Aim of the task: Give every line from the start of the entries down to the one containing "data-label-luxury: 3.04 [1074,329,1107,348]", inclusive, as a numbered list, omitting any blank lines.

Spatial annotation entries
■ ■ ■ ■
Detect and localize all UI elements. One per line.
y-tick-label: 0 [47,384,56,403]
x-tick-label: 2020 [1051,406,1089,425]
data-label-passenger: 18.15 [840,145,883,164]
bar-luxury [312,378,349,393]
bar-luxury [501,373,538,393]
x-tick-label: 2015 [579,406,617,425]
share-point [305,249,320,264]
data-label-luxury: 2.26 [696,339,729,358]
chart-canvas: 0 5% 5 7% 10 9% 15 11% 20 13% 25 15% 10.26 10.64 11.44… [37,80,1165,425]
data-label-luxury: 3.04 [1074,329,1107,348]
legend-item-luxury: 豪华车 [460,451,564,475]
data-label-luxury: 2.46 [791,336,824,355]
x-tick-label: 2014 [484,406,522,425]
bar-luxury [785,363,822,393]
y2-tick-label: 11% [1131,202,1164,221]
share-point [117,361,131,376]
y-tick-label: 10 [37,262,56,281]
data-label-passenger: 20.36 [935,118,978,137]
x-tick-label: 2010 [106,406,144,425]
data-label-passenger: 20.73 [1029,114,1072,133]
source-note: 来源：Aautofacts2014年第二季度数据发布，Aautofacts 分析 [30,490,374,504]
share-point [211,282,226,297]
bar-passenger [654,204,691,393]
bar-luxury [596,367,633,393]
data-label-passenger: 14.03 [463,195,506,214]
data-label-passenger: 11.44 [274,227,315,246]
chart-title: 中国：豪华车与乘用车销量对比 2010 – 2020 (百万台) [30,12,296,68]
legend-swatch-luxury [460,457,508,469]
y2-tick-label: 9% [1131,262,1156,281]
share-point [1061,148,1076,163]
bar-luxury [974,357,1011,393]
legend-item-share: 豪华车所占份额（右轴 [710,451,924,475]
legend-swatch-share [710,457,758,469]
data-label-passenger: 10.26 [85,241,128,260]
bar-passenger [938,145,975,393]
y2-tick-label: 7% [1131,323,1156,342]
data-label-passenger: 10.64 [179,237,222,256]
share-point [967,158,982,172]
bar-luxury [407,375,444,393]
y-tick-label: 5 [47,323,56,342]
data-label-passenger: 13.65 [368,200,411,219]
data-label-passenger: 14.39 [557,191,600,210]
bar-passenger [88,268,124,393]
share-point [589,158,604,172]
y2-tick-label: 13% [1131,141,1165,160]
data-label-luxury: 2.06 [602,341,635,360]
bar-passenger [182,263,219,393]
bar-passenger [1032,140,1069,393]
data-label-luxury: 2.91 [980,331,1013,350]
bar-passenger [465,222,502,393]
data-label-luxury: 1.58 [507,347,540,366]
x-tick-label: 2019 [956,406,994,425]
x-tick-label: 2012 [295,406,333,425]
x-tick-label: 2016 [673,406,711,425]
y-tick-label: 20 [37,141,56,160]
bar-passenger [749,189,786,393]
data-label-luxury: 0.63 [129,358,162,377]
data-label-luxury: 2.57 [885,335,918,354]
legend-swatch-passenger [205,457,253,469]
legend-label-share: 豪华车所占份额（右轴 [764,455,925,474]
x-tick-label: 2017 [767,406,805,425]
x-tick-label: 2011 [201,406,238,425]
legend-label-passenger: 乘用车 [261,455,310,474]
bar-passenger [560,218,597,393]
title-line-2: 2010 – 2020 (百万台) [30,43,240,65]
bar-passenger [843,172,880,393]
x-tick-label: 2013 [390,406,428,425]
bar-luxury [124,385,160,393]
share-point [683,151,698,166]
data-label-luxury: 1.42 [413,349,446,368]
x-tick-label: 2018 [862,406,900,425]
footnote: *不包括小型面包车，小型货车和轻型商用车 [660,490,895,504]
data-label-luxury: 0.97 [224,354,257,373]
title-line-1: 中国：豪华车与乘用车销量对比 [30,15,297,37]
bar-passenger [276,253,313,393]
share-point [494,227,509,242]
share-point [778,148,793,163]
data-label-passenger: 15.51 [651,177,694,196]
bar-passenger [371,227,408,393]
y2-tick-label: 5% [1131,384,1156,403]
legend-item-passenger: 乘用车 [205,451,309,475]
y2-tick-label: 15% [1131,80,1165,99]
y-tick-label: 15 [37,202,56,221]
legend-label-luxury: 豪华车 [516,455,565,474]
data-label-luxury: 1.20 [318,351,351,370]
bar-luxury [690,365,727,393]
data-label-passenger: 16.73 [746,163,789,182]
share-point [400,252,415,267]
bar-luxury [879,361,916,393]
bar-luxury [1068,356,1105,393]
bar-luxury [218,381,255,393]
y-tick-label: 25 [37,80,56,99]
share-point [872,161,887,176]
■ ■ ■ ■
Completed task:
1. Detect and localize all UI elements. One per line.
2. y-tick-label: 0 [47,384,56,403]
3. x-tick-label: 2020 [1051,406,1089,425]
4. data-label-passenger: 18.15 [840,145,883,164]
5. bar-luxury [312,378,349,393]
6. bar-luxury [501,373,538,393]
7. x-tick-label: 2015 [579,406,617,425]
8. share-point [305,249,320,264]
9. data-label-luxury: 2.26 [696,339,729,358]
10. chart-canvas: 0 5% 5 7% 10 9% 15 11% 20 13% 25 15% 10.26 10.64 11.44… [37,80,1165,425]
11. data-label-luxury: 3.04 [1074,329,1107,348]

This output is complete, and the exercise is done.